Copy out the lines word for word, starting at the one containing "candle-body xyxy=(533,277,539,280)" and ending at the one containing "macd-histogram-bar xyxy=(440,350,447,355)", with both of those lines included.
-- start Dataset records --
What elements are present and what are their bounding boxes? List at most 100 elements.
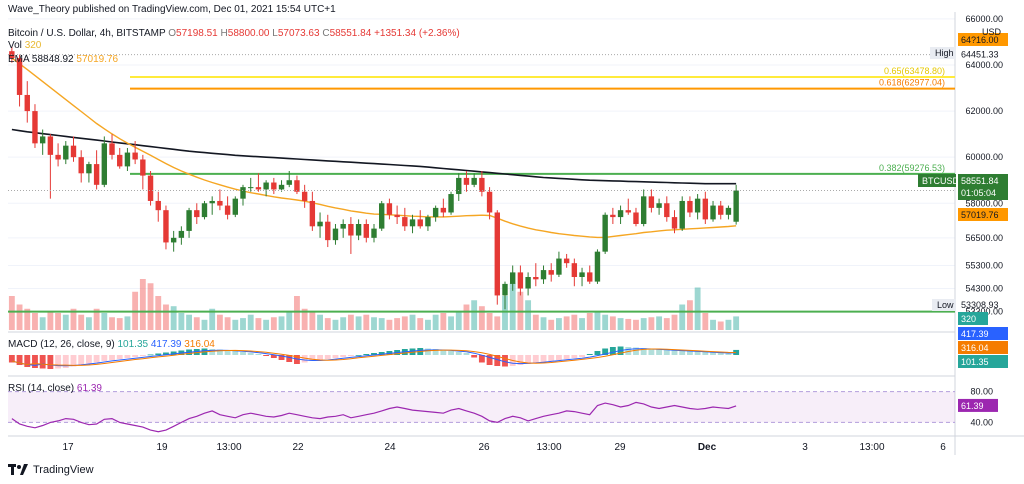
candle-body xyxy=(533,277,539,280)
macd-histogram-bar xyxy=(324,355,331,359)
volume-bar xyxy=(555,318,562,330)
macd-histogram-bar xyxy=(502,355,508,367)
volume-bar xyxy=(147,283,154,330)
countdown: 01:05:04 xyxy=(961,188,996,198)
volume-bar xyxy=(409,314,416,330)
macd-pane xyxy=(8,346,740,369)
candle-body xyxy=(255,187,262,190)
macd-histogram-bar xyxy=(47,355,54,369)
symbol-legend[interactable]: Bitcoin / U.S. Dollar, 4h, BITSTAMP O571… xyxy=(8,28,460,39)
volume-bar xyxy=(240,318,246,330)
macd-histogram-bar xyxy=(263,355,270,356)
ema-legend[interactable]: EMA 58848.92 57019.76 xyxy=(8,54,118,65)
histogram-tag: 101.35 xyxy=(961,357,989,367)
macd-histogram-bar xyxy=(116,355,123,359)
macd-histogram-bar xyxy=(109,355,115,360)
price-axis[interactable]: 66000.00 64000.00 62000.00 60000.00 58000.00… xyxy=(918,14,1008,428)
ema-50-line xyxy=(11,57,737,239)
macd-histogram-bar xyxy=(286,355,293,362)
volume-bar xyxy=(347,314,354,330)
price-tick-label: 60000.00 xyxy=(965,152,1003,162)
time-tick-label: 24 xyxy=(384,442,396,453)
volume-bar xyxy=(62,314,69,330)
ema-value-2: 57019.76 xyxy=(76,54,119,65)
signal-line-tag-bg xyxy=(958,341,1008,354)
macd-histogram-bar xyxy=(301,355,308,363)
macd-histogram-bar xyxy=(317,355,323,360)
volume-bar xyxy=(170,306,177,330)
macd-histogram-bar xyxy=(163,352,169,355)
fib-label: 0.65(63478.80) xyxy=(884,66,945,76)
candle-body xyxy=(70,145,77,158)
candlestick-series xyxy=(9,46,739,310)
volume-bar xyxy=(186,314,193,330)
macd-histogram-bar xyxy=(440,350,447,355)
fibonacci-levels: 0.65(63478.80) 0.618(62977.04) 0.382(59276… xyxy=(130,66,955,175)
macd-histogram-bar xyxy=(525,355,532,364)
candle-body xyxy=(39,136,46,144)
rsi-band xyxy=(8,391,955,423)
time-tick-label: 13:00 xyxy=(536,442,561,453)
volume-bar xyxy=(525,300,532,330)
volume-bar xyxy=(124,316,131,330)
time-axis[interactable]: 17 19 13:00 22 24 26 13:00 29 Dec 3 13:00 6 xyxy=(62,442,946,453)
close-value: 58551.84 xyxy=(329,28,372,39)
volume-bar xyxy=(224,317,231,330)
volume-bar xyxy=(686,300,693,330)
tradingview-logo[interactable]: TradingView xyxy=(8,464,94,476)
volume-bar xyxy=(602,314,609,330)
macd-histogram-bar xyxy=(85,355,92,364)
btcusd-name: BTCUSD xyxy=(922,176,960,186)
btcusd-price-bg xyxy=(958,174,1008,200)
time-tick-label: 22 xyxy=(292,442,304,453)
vol-legend[interactable]: Vol 320 xyxy=(8,40,41,51)
price-tick-label: 55300.00 xyxy=(965,260,1003,270)
volume-bar xyxy=(278,316,285,330)
volume-bar xyxy=(401,316,408,330)
price-tick-label: 66000.00 xyxy=(965,14,1003,24)
volume-bar xyxy=(532,314,539,330)
macd-histogram-bar xyxy=(24,355,31,367)
macd-histogram-bar xyxy=(679,350,686,355)
rsi-legend[interactable]: RSI (14, close) 61.39 xyxy=(8,383,102,394)
ema50-price-tag-bg xyxy=(958,208,1008,221)
candle-body xyxy=(55,154,61,160)
volume-bar xyxy=(432,314,439,330)
candle-body xyxy=(170,237,177,243)
macd-histogram-bar xyxy=(101,355,108,361)
candle-body xyxy=(625,210,631,213)
candle-body xyxy=(432,207,439,218)
volume-bar xyxy=(70,308,77,330)
volume-bar xyxy=(733,316,740,330)
candle-body xyxy=(517,272,524,289)
rsi-tick-label: 40.00 xyxy=(970,417,993,427)
volume-bar xyxy=(640,318,647,330)
time-tick-label: 3 xyxy=(802,442,808,453)
candle-body xyxy=(317,221,323,227)
fib-label: 0.382(59276.53) xyxy=(879,163,945,173)
macd-histogram-bar xyxy=(694,351,701,355)
candle-body xyxy=(425,217,431,227)
candle-body xyxy=(286,180,292,185)
macd-histogram-bar xyxy=(124,355,131,358)
macd-legend[interactable]: MACD (12, 26, close, 9) 101.35 417.39 31… xyxy=(8,339,215,350)
volume-bar xyxy=(139,279,146,330)
grid-lines xyxy=(8,12,1024,455)
macd-histogram-bar xyxy=(363,354,370,355)
vol-value: 320 xyxy=(24,40,42,51)
candle-body xyxy=(186,210,192,231)
ema-value-1: 58848.92 xyxy=(31,54,74,65)
candle-body xyxy=(294,180,300,192)
candle-body xyxy=(232,198,239,215)
macd-histogram-bar xyxy=(579,355,585,357)
rsi-pane xyxy=(8,391,955,433)
volume-bar xyxy=(448,316,454,330)
candle-body xyxy=(217,200,223,206)
time-tick-label: 17 xyxy=(62,442,74,453)
rsi-value: 61.39 xyxy=(76,383,102,394)
macd-histogram-bar xyxy=(463,353,470,355)
candle-body xyxy=(548,270,554,275)
low-price-label: 53308.93 xyxy=(961,300,999,310)
candle-body xyxy=(479,177,485,192)
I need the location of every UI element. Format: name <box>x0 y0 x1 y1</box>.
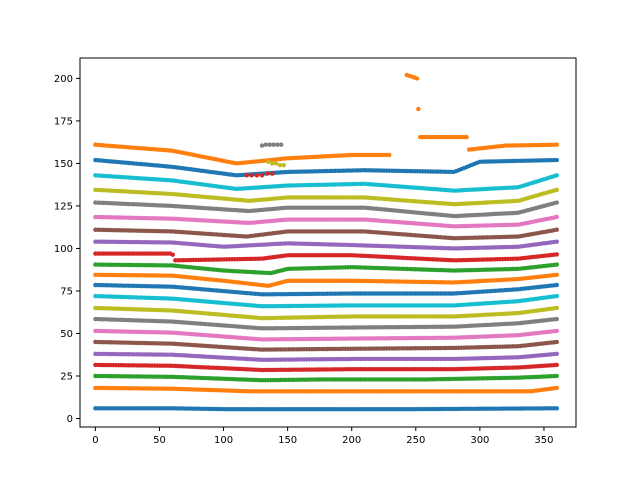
series-7 <box>93 316 559 331</box>
data-point <box>554 252 559 257</box>
data-point <box>554 187 559 192</box>
data-point <box>554 351 559 357</box>
x-tick-label: 250 <box>406 435 425 446</box>
x-tick-label: 200 <box>342 435 361 446</box>
data-point <box>249 173 254 178</box>
series-2 <box>93 373 559 383</box>
y-tick-label: 0 <box>67 414 73 425</box>
y-tick-label: 50 <box>60 329 73 340</box>
data-point <box>554 373 559 379</box>
series-10 <box>93 282 559 297</box>
data-point <box>266 159 271 164</box>
x-tick-label: 150 <box>278 435 297 446</box>
series-6 <box>93 328 559 342</box>
series-3 <box>93 362 559 373</box>
y-tick-label: 25 <box>60 371 73 382</box>
data-point <box>259 143 265 148</box>
x-tick-label: 350 <box>534 435 553 446</box>
series-15 <box>93 227 559 241</box>
outlier-group-2 <box>266 159 286 168</box>
plot-frame <box>79 57 577 428</box>
data-point <box>414 76 420 81</box>
series-1 <box>93 385 559 394</box>
data-point <box>554 385 559 391</box>
series-20 <box>93 157 559 178</box>
data-point <box>554 239 559 244</box>
data-point <box>554 142 559 147</box>
data-point <box>554 362 559 368</box>
series-22 <box>417 134 469 140</box>
series-0 <box>93 406 559 412</box>
data-point <box>277 162 283 168</box>
outlier-group-0 <box>404 72 421 112</box>
series-12 <box>93 262 559 276</box>
data-point <box>554 293 559 299</box>
series-4 <box>93 351 559 363</box>
series-9 <box>93 293 559 309</box>
data-point <box>263 142 269 147</box>
data-point <box>554 339 559 345</box>
data-point <box>554 227 559 232</box>
data-point <box>554 316 559 322</box>
x-tick-label: 50 <box>153 435 166 446</box>
data-point <box>264 171 270 176</box>
series-8 <box>93 305 559 321</box>
y-tick-label: 150 <box>54 159 73 170</box>
x-tick-label: 100 <box>214 435 233 446</box>
y-tick-label: 100 <box>54 244 73 255</box>
series-17 <box>93 200 559 219</box>
data-point <box>554 328 559 334</box>
data-point <box>270 171 275 176</box>
y-tick-label: 200 <box>54 74 73 85</box>
data-point <box>244 173 249 178</box>
y-axis: 0 25 50 75 100 125 150 175 200 <box>54 74 80 425</box>
x-tick-label: 0 <box>92 435 98 446</box>
data-point <box>170 252 175 257</box>
data-point <box>254 173 260 178</box>
series-18 <box>93 187 559 207</box>
y-tick-label: 175 <box>54 116 73 127</box>
x-tick-label: 300 <box>470 435 489 446</box>
series-23 <box>466 142 559 152</box>
data-point <box>554 157 559 163</box>
outlier-group-1 <box>259 142 284 148</box>
data-point <box>387 152 392 158</box>
data-point <box>554 262 559 267</box>
data-point <box>259 173 265 178</box>
data-point <box>279 142 284 147</box>
series-21 <box>93 142 392 166</box>
series-16 <box>93 214 559 229</box>
data-point <box>275 142 280 147</box>
data-point <box>416 106 421 112</box>
series-11 <box>93 272 559 289</box>
y-tick-label: 75 <box>60 286 73 297</box>
series-5 <box>93 339 559 352</box>
data-point <box>554 214 559 220</box>
data-point <box>554 272 559 278</box>
outlier-group-3 <box>244 171 275 178</box>
data-point <box>464 134 469 140</box>
data-point <box>273 161 279 166</box>
y-tick-label: 125 <box>54 201 73 212</box>
data-point <box>554 200 559 205</box>
data-point <box>554 305 559 311</box>
series-13 <box>93 251 559 263</box>
data-point <box>270 161 275 166</box>
data-point <box>271 142 276 147</box>
data-point <box>554 406 559 411</box>
series-19 <box>93 173 559 193</box>
x-axis: 0 50 100 150 200 250 300 350 <box>92 427 554 446</box>
data-point <box>267 142 272 147</box>
data-point <box>554 173 559 178</box>
data-point <box>554 282 559 288</box>
data-point <box>281 162 286 168</box>
series-14 <box>93 239 559 251</box>
points-layer <box>93 72 559 412</box>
-- end Dataset records --
## Written answer
candle-body xyxy=(533,277,539,280)
macd-histogram-bar xyxy=(324,355,331,359)
volume-bar xyxy=(555,318,562,330)
macd-histogram-bar xyxy=(502,355,508,367)
volume-bar xyxy=(147,283,154,330)
countdown: 01:05:04 xyxy=(961,188,996,198)
volume-bar xyxy=(409,314,416,330)
macd-pane xyxy=(8,346,740,369)
candle-body xyxy=(255,187,262,190)
macd-histogram-bar xyxy=(47,355,54,369)
symbol-legend[interactable]: Bitcoin / U.S. Dollar, 4h, BITSTAMP O571… xyxy=(8,28,460,39)
volume-bar xyxy=(240,318,246,330)
macd-histogram-bar xyxy=(263,355,270,356)
ema-legend[interactable]: EMA 58848.92 57019.76 xyxy=(8,54,118,65)
histogram-tag: 101.35 xyxy=(961,357,989,367)
macd-histogram-bar xyxy=(116,355,123,359)
macd-histogram-bar xyxy=(109,355,115,360)
price-axis[interactable]: 66000.00 64000.00 62000.00 60000.00 58000.00… xyxy=(918,14,1008,428)
ema-50-line xyxy=(11,57,737,239)
macd-histogram-bar xyxy=(286,355,293,362)
volume-bar xyxy=(347,314,354,330)
price-tick-label: 60000.00 xyxy=(965,152,1003,162)
time-tick-label: 24 xyxy=(384,442,396,453)
volume-bar xyxy=(62,314,69,330)
ema-value-2: 57019.76 xyxy=(76,54,119,65)
signal-line-tag-bg xyxy=(958,341,1008,354)
macd-histogram-bar xyxy=(301,355,308,363)
macd-histogram-bar xyxy=(317,355,323,360)
volume-bar xyxy=(170,306,177,330)
macd-histogram-bar xyxy=(163,352,169,355)
fib-label: 0.65(63478.80) xyxy=(884,66,945,76)
candle-body xyxy=(70,145,77,158)
candlestick-series xyxy=(9,46,739,310)
volume-bar xyxy=(186,314,193,330)
macd-histogram-bar xyxy=(440,350,447,355)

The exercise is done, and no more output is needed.